━━━━━ Material supplied ━━━━━
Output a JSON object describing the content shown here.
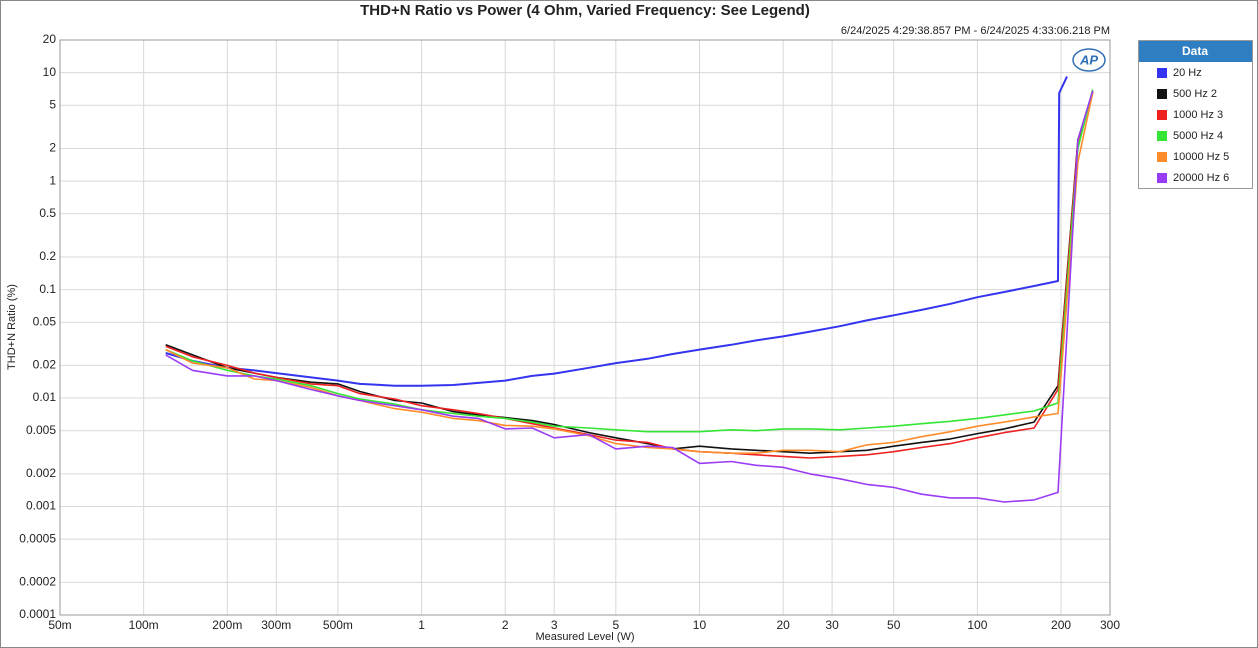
{
  "chart_data": {
    "type": "line",
    "title": "THD+N Ratio vs Power (4 Ohm, Varied Frequency: See Legend)",
    "subtitle": "6/24/2025 4:29:38.857 PM - 6/24/2025 4:33:06.218 PM",
    "x_label": "Measured Level (W)",
    "y_label": "THD+N Ratio (%)",
    "logo": "AP",
    "legend_title": "Data",
    "legend_position": "right",
    "xscale": "log",
    "yscale": "log",
    "grid": true,
    "xlim": [
      0.05,
      300
    ],
    "xticks": [
      {
        "value": 0.05,
        "label": "50m"
      },
      {
        "value": 0.1,
        "label": "100m"
      },
      {
        "value": 0.2,
        "label": "200m"
      },
      {
        "value": 0.3,
        "label": "300m"
      },
      {
        "value": 0.5,
        "label": "500m"
      },
      1,
      2,
      3,
      5,
      10,
      20,
      30,
      50,
      100,
      200,
      300
    ],
    "ylim": [
      0.0001,
      20
    ],
    "yticks": [
      20,
      10,
      5,
      2,
      1,
      0.5,
      0.2,
      0.1,
      0.05,
      0.02,
      0.01,
      0.005,
      0.002,
      0.001,
      0.0005,
      0.0002,
      0.0001
    ],
    "series": [
      {
        "name": "20 Hz",
        "color": "#3434f0",
        "x": [
          0.12,
          0.15,
          0.2,
          0.25,
          0.3,
          0.4,
          0.5,
          0.6,
          0.8,
          1,
          1.3,
          1.6,
          2,
          2.5,
          3,
          4,
          5,
          6.5,
          8,
          10,
          13,
          16,
          20,
          25,
          32,
          40,
          50,
          63,
          80,
          100,
          125,
          160,
          195,
          197,
          210
        ],
        "values": [
          0.026,
          0.022,
          0.019,
          0.018,
          0.017,
          0.0155,
          0.0145,
          0.0135,
          0.013,
          0.013,
          0.0132,
          0.0138,
          0.0145,
          0.016,
          0.0168,
          0.019,
          0.021,
          0.023,
          0.0255,
          0.028,
          0.031,
          0.034,
          0.037,
          0.041,
          0.046,
          0.052,
          0.058,
          0.065,
          0.074,
          0.085,
          0.095,
          0.108,
          0.12,
          6.5,
          9.2
        ]
      },
      {
        "name": "500 Hz 2",
        "color": "#111111",
        "x": [
          0.12,
          0.15,
          0.2,
          0.25,
          0.3,
          0.4,
          0.5,
          0.6,
          0.8,
          1,
          1.3,
          1.6,
          2,
          2.5,
          3,
          4,
          5,
          6.5,
          8,
          10,
          13,
          16,
          20,
          25,
          32,
          40,
          50,
          63,
          80,
          100,
          125,
          160,
          195,
          230,
          260
        ],
        "values": [
          0.031,
          0.025,
          0.019,
          0.017,
          0.0155,
          0.014,
          0.0135,
          0.0115,
          0.0095,
          0.009,
          0.0075,
          0.007,
          0.0066,
          0.0062,
          0.0057,
          0.0048,
          0.0043,
          0.0038,
          0.0034,
          0.0036,
          0.0034,
          0.0033,
          0.0032,
          0.0031,
          0.0032,
          0.0033,
          0.0036,
          0.0039,
          0.0042,
          0.0047,
          0.0052,
          0.006,
          0.013,
          2.4,
          6.7
        ]
      },
      {
        "name": "1000 Hz 3",
        "color": "#ee2020",
        "x": [
          0.12,
          0.15,
          0.2,
          0.25,
          0.3,
          0.4,
          0.5,
          0.6,
          0.8,
          1,
          1.3,
          1.6,
          2,
          2.5,
          3,
          4,
          5,
          6.5,
          8,
          10,
          13,
          16,
          20,
          25,
          32,
          40,
          50,
          63,
          80,
          100,
          125,
          160,
          195,
          230,
          260
        ],
        "values": [
          0.03,
          0.024,
          0.02,
          0.017,
          0.0155,
          0.0135,
          0.013,
          0.011,
          0.0098,
          0.0085,
          0.0078,
          0.0072,
          0.0065,
          0.0058,
          0.0053,
          0.0046,
          0.0041,
          0.0039,
          0.0034,
          0.0032,
          0.0031,
          0.003,
          0.0029,
          0.0028,
          0.0029,
          0.003,
          0.0032,
          0.0035,
          0.0038,
          0.0043,
          0.0048,
          0.0053,
          0.012,
          2.3,
          6.6
        ]
      },
      {
        "name": "5000 Hz 4",
        "color": "#33e633",
        "x": [
          0.12,
          0.15,
          0.2,
          0.25,
          0.3,
          0.4,
          0.5,
          0.6,
          0.8,
          1,
          1.3,
          1.6,
          2,
          2.5,
          3,
          4,
          5,
          6.5,
          8,
          10,
          13,
          16,
          20,
          25,
          32,
          40,
          50,
          63,
          80,
          100,
          125,
          160,
          195,
          230,
          260
        ],
        "values": [
          0.028,
          0.022,
          0.018,
          0.016,
          0.015,
          0.013,
          0.011,
          0.0098,
          0.0088,
          0.0078,
          0.0072,
          0.0068,
          0.0065,
          0.006,
          0.0055,
          0.0053,
          0.0051,
          0.0049,
          0.0049,
          0.0049,
          0.0051,
          0.005,
          0.0052,
          0.0052,
          0.0051,
          0.0053,
          0.0055,
          0.0058,
          0.0061,
          0.0065,
          0.007,
          0.0076,
          0.009,
          2.0,
          7.0
        ]
      },
      {
        "name": "10000 Hz 5",
        "color": "#ff8c2a",
        "x": [
          0.12,
          0.15,
          0.2,
          0.25,
          0.3,
          0.4,
          0.5,
          0.6,
          0.8,
          1,
          1.3,
          1.6,
          2,
          2.5,
          3,
          4,
          5,
          6.5,
          8,
          10,
          13,
          16,
          20,
          25,
          32,
          40,
          50,
          63,
          80,
          100,
          125,
          160,
          195,
          230,
          260
        ],
        "values": [
          0.028,
          0.021,
          0.019,
          0.015,
          0.0145,
          0.0125,
          0.0105,
          0.0095,
          0.008,
          0.0074,
          0.0065,
          0.0062,
          0.0056,
          0.0055,
          0.0052,
          0.0045,
          0.0038,
          0.0035,
          0.0034,
          0.0032,
          0.0031,
          0.0031,
          0.0033,
          0.0033,
          0.0032,
          0.0037,
          0.0039,
          0.0044,
          0.0049,
          0.0055,
          0.006,
          0.0067,
          0.0072,
          1.5,
          6.5
        ]
      },
      {
        "name": "20000 Hz 6",
        "color": "#9a3cf5",
        "x": [
          0.12,
          0.15,
          0.2,
          0.25,
          0.3,
          0.4,
          0.5,
          0.6,
          0.8,
          1,
          1.3,
          1.6,
          2,
          2.5,
          3,
          4,
          5,
          6.5,
          8,
          10,
          13,
          16,
          20,
          25,
          32,
          40,
          50,
          63,
          80,
          100,
          125,
          160,
          195,
          230,
          260
        ],
        "values": [
          0.025,
          0.018,
          0.016,
          0.016,
          0.0145,
          0.012,
          0.0105,
          0.0095,
          0.0085,
          0.0078,
          0.0068,
          0.0065,
          0.0052,
          0.0053,
          0.0043,
          0.0046,
          0.0034,
          0.0036,
          0.0035,
          0.0025,
          0.0026,
          0.0024,
          0.0023,
          0.002,
          0.0018,
          0.0016,
          0.0015,
          0.0013,
          0.0012,
          0.0012,
          0.0011,
          0.00115,
          0.00135,
          2.4,
          6.8
        ]
      }
    ]
  }
}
━━━━━
*Stated task*. Give the material again exactly as it is, but keep the pictures out.

*Output of the task*.
Output a JSON object describing the content shown here.
{
  "chart_data": {
    "type": "line",
    "title": "THD+N Ratio vs Power (4 Ohm, Varied Frequency: See Legend)",
    "subtitle": "6/24/2025 4:29:38.857 PM - 6/24/2025 4:33:06.218 PM",
    "x_label": "Measured Level (W)",
    "y_label": "THD+N Ratio (%)",
    "logo": "AP",
    "legend_title": "Data",
    "legend_position": "right",
    "xscale": "log",
    "yscale": "log",
    "grid": true,
    "xlim": [
      0.05,
      300
    ],
    "xticks": [
      {
        "value": 0.05,
        "label": "50m"
      },
      {
        "value": 0.1,
        "label": "100m"
      },
      {
        "value": 0.2,
        "label": "200m"
      },
      {
        "value": 0.3,
        "label": "300m"
      },
      {
        "value": 0.5,
        "label": "500m"
      },
      1,
      2,
      3,
      5,
      10,
      20,
      30,
      50,
      100,
      200,
      300
    ],
    "ylim": [
      0.0001,
      20
    ],
    "yticks": [
      20,
      10,
      5,
      2,
      1,
      0.5,
      0.2,
      0.1,
      0.05,
      0.02,
      0.01,
      0.005,
      0.002,
      0.001,
      0.0005,
      0.0002,
      0.0001
    ],
    "series": [
      {
        "name": "20 Hz",
        "color": "#3434f0",
        "x": [
          0.12,
          0.15,
          0.2,
          0.25,
          0.3,
          0.4,
          0.5,
          0.6,
          0.8,
          1,
          1.3,
          1.6,
          2,
          2.5,
          3,
          4,
          5,
          6.5,
          8,
          10,
          13,
          16,
          20,
          25,
          32,
          40,
          50,
          63,
          80,
          100,
          125,
          160,
          195,
          197,
          210
        ],
        "values": [
          0.026,
          0.022,
          0.019,
          0.018,
          0.017,
          0.0155,
          0.0145,
          0.0135,
          0.013,
          0.013,
          0.0132,
          0.0138,
          0.0145,
          0.016,
          0.0168,
          0.019,
          0.021,
          0.023,
          0.0255,
          0.028,
          0.031,
          0.034,
          0.037,
          0.041,
          0.046,
          0.052,
          0.058,
          0.065,
          0.074,
          0.085,
          0.095,
          0.108,
          0.12,
          6.5,
          9.2
        ]
      },
      {
        "name": "500 Hz 2",
        "color": "#111111",
        "x": [
          0.12,
          0.15,
          0.2,
          0.25,
          0.3,
          0.4,
          0.5,
          0.6,
          0.8,
          1,
          1.3,
          1.6,
          2,
          2.5,
          3,
          4,
          5,
          6.5,
          8,
          10,
          13,
          16,
          20,
          25,
          32,
          40,
          50,
          63,
          80,
          100,
          125,
          160,
          195,
          230,
          260
        ],
        "values": [
          0.031,
          0.025,
          0.019,
          0.017,
          0.0155,
          0.014,
          0.0135,
          0.0115,
          0.0095,
          0.009,
          0.0075,
          0.007,
          0.0066,
          0.0062,
          0.0057,
          0.0048,
          0.0043,
          0.0038,
          0.0034,
          0.0036,
          0.0034,
          0.0033,
          0.0032,
          0.0031,
          0.0032,
          0.0033,
          0.0036,
          0.0039,
          0.0042,
          0.0047,
          0.0052,
          0.006,
          0.013,
          2.4,
          6.7
        ]
      },
      {
        "name": "1000 Hz 3",
        "color": "#ee2020",
        "x": [
          0.12,
          0.15,
          0.2,
          0.25,
          0.3,
          0.4,
          0.5,
          0.6,
          0.8,
          1,
          1.3,
          1.6,
          2,
          2.5,
          3,
          4,
          5,
          6.5,
          8,
          10,
          13,
          16,
          20,
          25,
          32,
          40,
          50,
          63,
          80,
          100,
          125,
          160,
          195,
          230,
          260
        ],
        "values": [
          0.03,
          0.024,
          0.02,
          0.017,
          0.0155,
          0.0135,
          0.013,
          0.011,
          0.0098,
          0.0085,
          0.0078,
          0.0072,
          0.0065,
          0.0058,
          0.0053,
          0.0046,
          0.0041,
          0.0039,
          0.0034,
          0.0032,
          0.0031,
          0.003,
          0.0029,
          0.0028,
          0.0029,
          0.003,
          0.0032,
          0.0035,
          0.0038,
          0.0043,
          0.0048,
          0.0053,
          0.012,
          2.3,
          6.6
        ]
      },
      {
        "name": "5000 Hz 4",
        "color": "#33e633",
        "x": [
          0.12,
          0.15,
          0.2,
          0.25,
          0.3,
          0.4,
          0.5,
          0.6,
          0.8,
          1,
          1.3,
          1.6,
          2,
          2.5,
          3,
          4,
          5,
          6.5,
          8,
          10,
          13,
          16,
          20,
          25,
          32,
          40,
          50,
          63,
          80,
          100,
          125,
          160,
          195,
          230,
          260
        ],
        "values": [
          0.028,
          0.022,
          0.018,
          0.016,
          0.015,
          0.013,
          0.011,
          0.0098,
          0.0088,
          0.0078,
          0.0072,
          0.0068,
          0.0065,
          0.006,
          0.0055,
          0.0053,
          0.0051,
          0.0049,
          0.0049,
          0.0049,
          0.0051,
          0.005,
          0.0052,
          0.0052,
          0.0051,
          0.0053,
          0.0055,
          0.0058,
          0.0061,
          0.0065,
          0.007,
          0.0076,
          0.009,
          2.0,
          7.0
        ]
      },
      {
        "name": "10000 Hz 5",
        "color": "#ff8c2a",
        "x": [
          0.12,
          0.15,
          0.2,
          0.25,
          0.3,
          0.4,
          0.5,
          0.6,
          0.8,
          1,
          1.3,
          1.6,
          2,
          2.5,
          3,
          4,
          5,
          6.5,
          8,
          10,
          13,
          16,
          20,
          25,
          32,
          40,
          50,
          63,
          80,
          100,
          125,
          160,
          195,
          230,
          260
        ],
        "values": [
          0.028,
          0.021,
          0.019,
          0.015,
          0.0145,
          0.0125,
          0.0105,
          0.0095,
          0.008,
          0.0074,
          0.0065,
          0.0062,
          0.0056,
          0.0055,
          0.0052,
          0.0045,
          0.0038,
          0.0035,
          0.0034,
          0.0032,
          0.0031,
          0.0031,
          0.0033,
          0.0033,
          0.0032,
          0.0037,
          0.0039,
          0.0044,
          0.0049,
          0.0055,
          0.006,
          0.0067,
          0.0072,
          1.5,
          6.5
        ]
      },
      {
        "name": "20000 Hz 6",
        "color": "#9a3cf5",
        "x": [
          0.12,
          0.15,
          0.2,
          0.25,
          0.3,
          0.4,
          0.5,
          0.6,
          0.8,
          1,
          1.3,
          1.6,
          2,
          2.5,
          3,
          4,
          5,
          6.5,
          8,
          10,
          13,
          16,
          20,
          25,
          32,
          40,
          50,
          63,
          80,
          100,
          125,
          160,
          195,
          230,
          260
        ],
        "values": [
          0.025,
          0.018,
          0.016,
          0.016,
          0.0145,
          0.012,
          0.0105,
          0.0095,
          0.0085,
          0.0078,
          0.0068,
          0.0065,
          0.0052,
          0.0053,
          0.0043,
          0.0046,
          0.0034,
          0.0036,
          0.0035,
          0.0025,
          0.0026,
          0.0024,
          0.0023,
          0.002,
          0.0018,
          0.0016,
          0.0015,
          0.0013,
          0.0012,
          0.0012,
          0.0011,
          0.00115,
          0.00135,
          2.4,
          6.8
        ]
      }
    ]
  }
}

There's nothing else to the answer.